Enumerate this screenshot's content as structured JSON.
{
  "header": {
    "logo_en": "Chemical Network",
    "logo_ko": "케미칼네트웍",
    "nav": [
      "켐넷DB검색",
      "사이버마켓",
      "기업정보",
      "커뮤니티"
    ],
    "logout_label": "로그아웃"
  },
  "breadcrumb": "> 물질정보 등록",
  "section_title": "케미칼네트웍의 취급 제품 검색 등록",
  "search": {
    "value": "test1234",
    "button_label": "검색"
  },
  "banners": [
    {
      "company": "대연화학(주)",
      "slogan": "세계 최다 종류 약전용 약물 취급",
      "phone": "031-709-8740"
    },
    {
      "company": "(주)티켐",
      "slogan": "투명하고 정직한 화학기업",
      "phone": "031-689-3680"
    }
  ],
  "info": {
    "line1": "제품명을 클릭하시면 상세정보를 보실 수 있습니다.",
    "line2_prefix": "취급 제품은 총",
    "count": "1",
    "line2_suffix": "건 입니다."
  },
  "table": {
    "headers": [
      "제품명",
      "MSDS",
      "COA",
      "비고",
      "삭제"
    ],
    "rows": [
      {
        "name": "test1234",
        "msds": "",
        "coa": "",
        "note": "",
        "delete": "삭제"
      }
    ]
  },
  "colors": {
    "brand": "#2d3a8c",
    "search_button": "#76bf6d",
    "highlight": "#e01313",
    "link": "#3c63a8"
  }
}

- - -

_Work to do_
Using the material above, print every entry exactly as written.

_Exercise output_
Enumerate this screenshot's content as structured JSON.
{
  "header": {
    "logo_en": "Chemical Network",
    "logo_ko": "케미칼네트웍",
    "nav": [
      "켐넷DB검색",
      "사이버마켓",
      "기업정보",
      "커뮤니티"
    ],
    "logout_label": "로그아웃"
  },
  "breadcrumb": "> 물질정보 등록",
  "section_title": "케미칼네트웍의 취급 제품 검색 등록",
  "search": {
    "value": "test1234",
    "button_label": "검색"
  },
  "banners": [
    {
      "company": "대연화학(주)",
      "slogan": "세계 최다 종류 약전용 약물 취급",
      "phone": "031-709-8740"
    },
    {
      "company": "(주)티켐",
      "slogan": "투명하고 정직한 화학기업",
      "phone": "031-689-3680"
    }
  ],
  "info": {
    "line1": "제품명을 클릭하시면 상세정보를 보실 수 있습니다.",
    "line2_prefix": "취급 제품은 총",
    "count": "1",
    "line2_suffix": "건 입니다."
  },
  "table": {
    "headers": [
      "제품명",
      "MSDS",
      "COA",
      "비고",
      "삭제"
    ],
    "rows": [
      {
        "name": "test1234",
        "msds": "",
        "coa": "",
        "note": "",
        "delete": "삭제"
      }
    ]
  },
  "colors": {
    "brand": "#2d3a8c",
    "search_button": "#76bf6d",
    "highlight": "#e01313",
    "link": "#3c63a8"
  }
}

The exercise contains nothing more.